--- START ---

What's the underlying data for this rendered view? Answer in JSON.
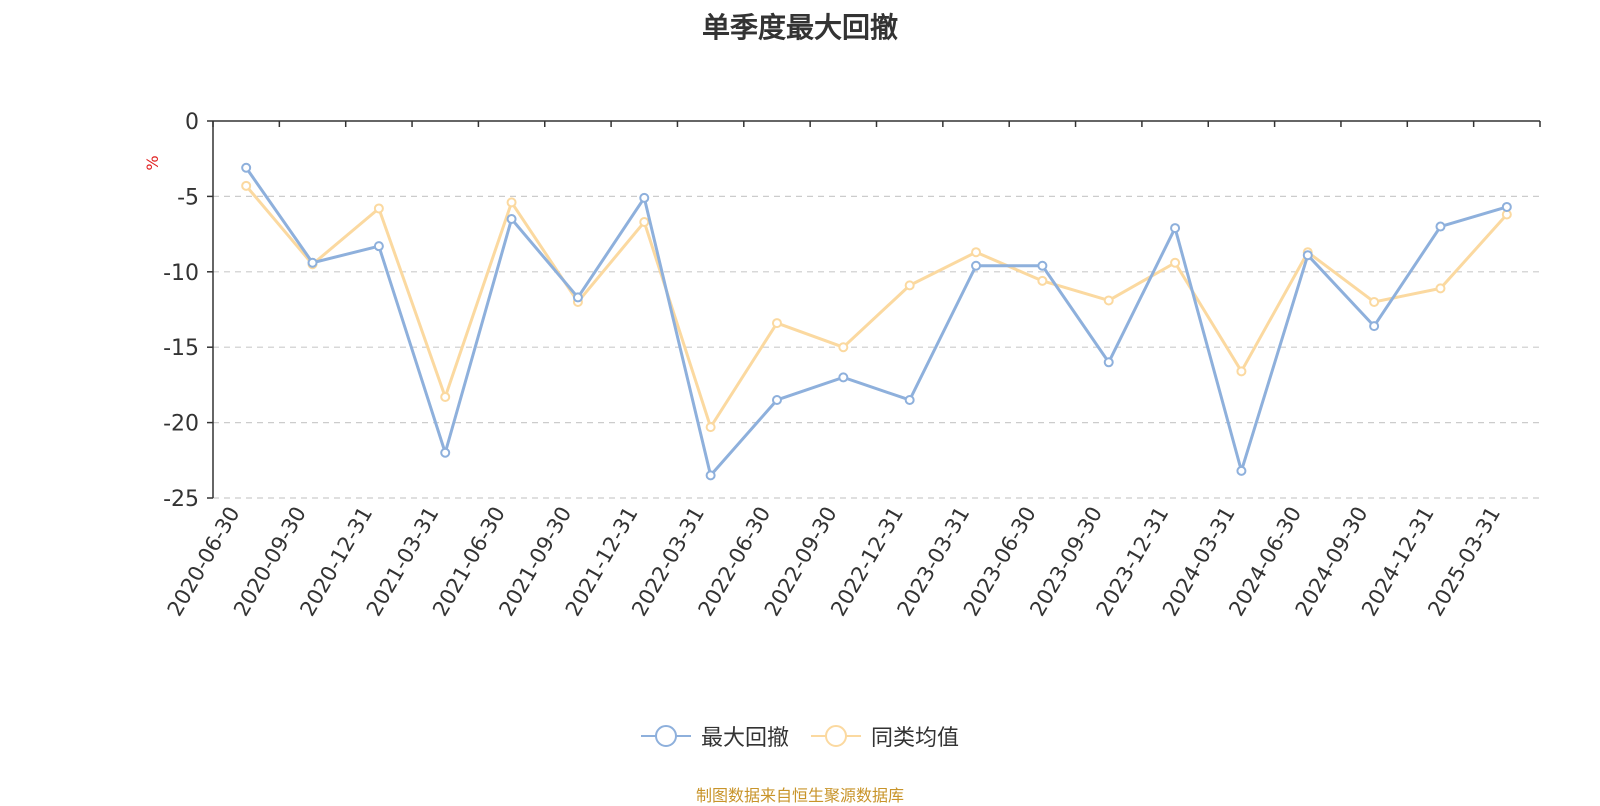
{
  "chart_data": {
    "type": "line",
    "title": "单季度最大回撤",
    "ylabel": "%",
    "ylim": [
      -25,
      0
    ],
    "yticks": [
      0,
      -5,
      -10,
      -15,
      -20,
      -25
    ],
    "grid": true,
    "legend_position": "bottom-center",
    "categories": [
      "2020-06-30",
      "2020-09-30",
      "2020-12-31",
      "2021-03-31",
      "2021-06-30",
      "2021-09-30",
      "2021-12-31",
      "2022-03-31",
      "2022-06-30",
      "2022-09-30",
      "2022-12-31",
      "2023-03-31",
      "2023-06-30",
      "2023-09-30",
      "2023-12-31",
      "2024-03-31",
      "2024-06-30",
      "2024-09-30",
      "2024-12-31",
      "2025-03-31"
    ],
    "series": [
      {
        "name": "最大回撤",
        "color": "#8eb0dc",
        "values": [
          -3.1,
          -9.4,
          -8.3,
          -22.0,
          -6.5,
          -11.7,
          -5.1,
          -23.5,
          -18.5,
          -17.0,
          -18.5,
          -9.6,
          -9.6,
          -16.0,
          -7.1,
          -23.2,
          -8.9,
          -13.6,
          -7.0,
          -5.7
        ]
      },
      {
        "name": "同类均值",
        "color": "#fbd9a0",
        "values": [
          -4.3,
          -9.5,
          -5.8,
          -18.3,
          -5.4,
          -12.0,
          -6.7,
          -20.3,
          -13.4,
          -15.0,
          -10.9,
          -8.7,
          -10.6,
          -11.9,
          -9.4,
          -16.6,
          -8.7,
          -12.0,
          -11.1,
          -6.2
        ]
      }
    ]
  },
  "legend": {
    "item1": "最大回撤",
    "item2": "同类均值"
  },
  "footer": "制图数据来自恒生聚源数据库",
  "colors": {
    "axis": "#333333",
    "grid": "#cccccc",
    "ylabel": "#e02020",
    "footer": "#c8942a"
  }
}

--- END ---
--- START ---

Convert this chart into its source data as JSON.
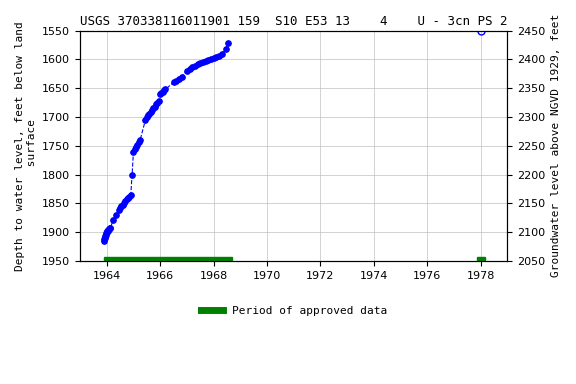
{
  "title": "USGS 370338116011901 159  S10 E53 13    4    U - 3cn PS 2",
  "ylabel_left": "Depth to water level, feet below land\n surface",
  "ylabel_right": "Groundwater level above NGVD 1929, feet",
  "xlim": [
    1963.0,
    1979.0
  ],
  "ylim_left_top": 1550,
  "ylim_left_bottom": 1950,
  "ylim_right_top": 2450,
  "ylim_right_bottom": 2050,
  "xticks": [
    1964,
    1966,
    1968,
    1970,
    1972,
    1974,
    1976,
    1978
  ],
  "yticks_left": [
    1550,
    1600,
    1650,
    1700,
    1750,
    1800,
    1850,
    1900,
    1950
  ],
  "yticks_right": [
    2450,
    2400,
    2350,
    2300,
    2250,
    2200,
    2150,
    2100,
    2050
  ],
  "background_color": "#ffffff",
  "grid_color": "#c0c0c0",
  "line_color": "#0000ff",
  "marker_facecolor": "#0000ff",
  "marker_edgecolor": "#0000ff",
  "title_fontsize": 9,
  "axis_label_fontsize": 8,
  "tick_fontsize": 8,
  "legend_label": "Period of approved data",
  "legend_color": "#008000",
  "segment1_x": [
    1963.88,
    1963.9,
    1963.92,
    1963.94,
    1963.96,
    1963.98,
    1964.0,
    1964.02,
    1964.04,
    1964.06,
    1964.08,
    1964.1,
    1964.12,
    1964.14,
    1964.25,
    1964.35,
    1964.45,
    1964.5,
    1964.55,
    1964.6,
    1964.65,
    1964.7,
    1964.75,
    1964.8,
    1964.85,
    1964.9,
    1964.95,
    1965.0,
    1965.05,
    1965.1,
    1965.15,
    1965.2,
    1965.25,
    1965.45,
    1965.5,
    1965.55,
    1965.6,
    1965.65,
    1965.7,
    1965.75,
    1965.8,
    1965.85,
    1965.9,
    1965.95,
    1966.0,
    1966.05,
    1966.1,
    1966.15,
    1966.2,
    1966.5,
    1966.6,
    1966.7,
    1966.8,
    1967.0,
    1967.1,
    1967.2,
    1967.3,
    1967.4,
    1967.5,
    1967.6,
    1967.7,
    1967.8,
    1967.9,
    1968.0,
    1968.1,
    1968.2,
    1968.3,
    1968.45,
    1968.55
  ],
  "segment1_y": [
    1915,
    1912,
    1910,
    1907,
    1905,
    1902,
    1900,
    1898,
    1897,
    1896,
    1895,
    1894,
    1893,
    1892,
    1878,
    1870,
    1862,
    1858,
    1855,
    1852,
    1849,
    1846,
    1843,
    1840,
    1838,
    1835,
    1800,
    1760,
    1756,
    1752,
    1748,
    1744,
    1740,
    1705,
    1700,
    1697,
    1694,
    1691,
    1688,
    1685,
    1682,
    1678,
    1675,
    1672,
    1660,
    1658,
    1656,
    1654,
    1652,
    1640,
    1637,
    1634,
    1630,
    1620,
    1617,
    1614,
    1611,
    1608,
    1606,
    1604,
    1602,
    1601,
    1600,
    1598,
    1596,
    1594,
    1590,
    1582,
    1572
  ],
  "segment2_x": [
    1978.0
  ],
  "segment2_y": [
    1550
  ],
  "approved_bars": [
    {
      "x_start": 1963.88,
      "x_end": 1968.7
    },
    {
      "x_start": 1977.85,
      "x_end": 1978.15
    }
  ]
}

--- END ---
--- START ---

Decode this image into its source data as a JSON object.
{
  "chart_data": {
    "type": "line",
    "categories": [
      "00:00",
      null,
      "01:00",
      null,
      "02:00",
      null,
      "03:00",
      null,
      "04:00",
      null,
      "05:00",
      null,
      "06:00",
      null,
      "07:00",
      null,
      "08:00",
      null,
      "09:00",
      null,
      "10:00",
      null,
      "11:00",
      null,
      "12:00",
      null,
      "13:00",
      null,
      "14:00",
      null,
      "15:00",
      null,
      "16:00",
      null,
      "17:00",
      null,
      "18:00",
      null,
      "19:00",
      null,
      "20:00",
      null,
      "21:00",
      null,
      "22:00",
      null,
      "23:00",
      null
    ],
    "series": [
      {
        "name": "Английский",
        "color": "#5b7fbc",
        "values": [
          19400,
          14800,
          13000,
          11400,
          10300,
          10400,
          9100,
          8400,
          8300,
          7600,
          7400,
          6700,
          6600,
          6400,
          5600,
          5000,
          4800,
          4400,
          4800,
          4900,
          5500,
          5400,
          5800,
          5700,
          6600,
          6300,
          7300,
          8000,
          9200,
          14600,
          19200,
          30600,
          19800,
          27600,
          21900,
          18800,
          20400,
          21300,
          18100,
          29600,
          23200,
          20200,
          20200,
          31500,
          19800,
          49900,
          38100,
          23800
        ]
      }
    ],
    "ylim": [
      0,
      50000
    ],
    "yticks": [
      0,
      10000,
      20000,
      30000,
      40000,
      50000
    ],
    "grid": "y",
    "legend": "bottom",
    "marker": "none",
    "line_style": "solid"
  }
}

--- END ---

▶ [Instruction]:
Looking at the records above, work out how many lines include the word "feet", then give that number by itself.

▶ [Solution]:
2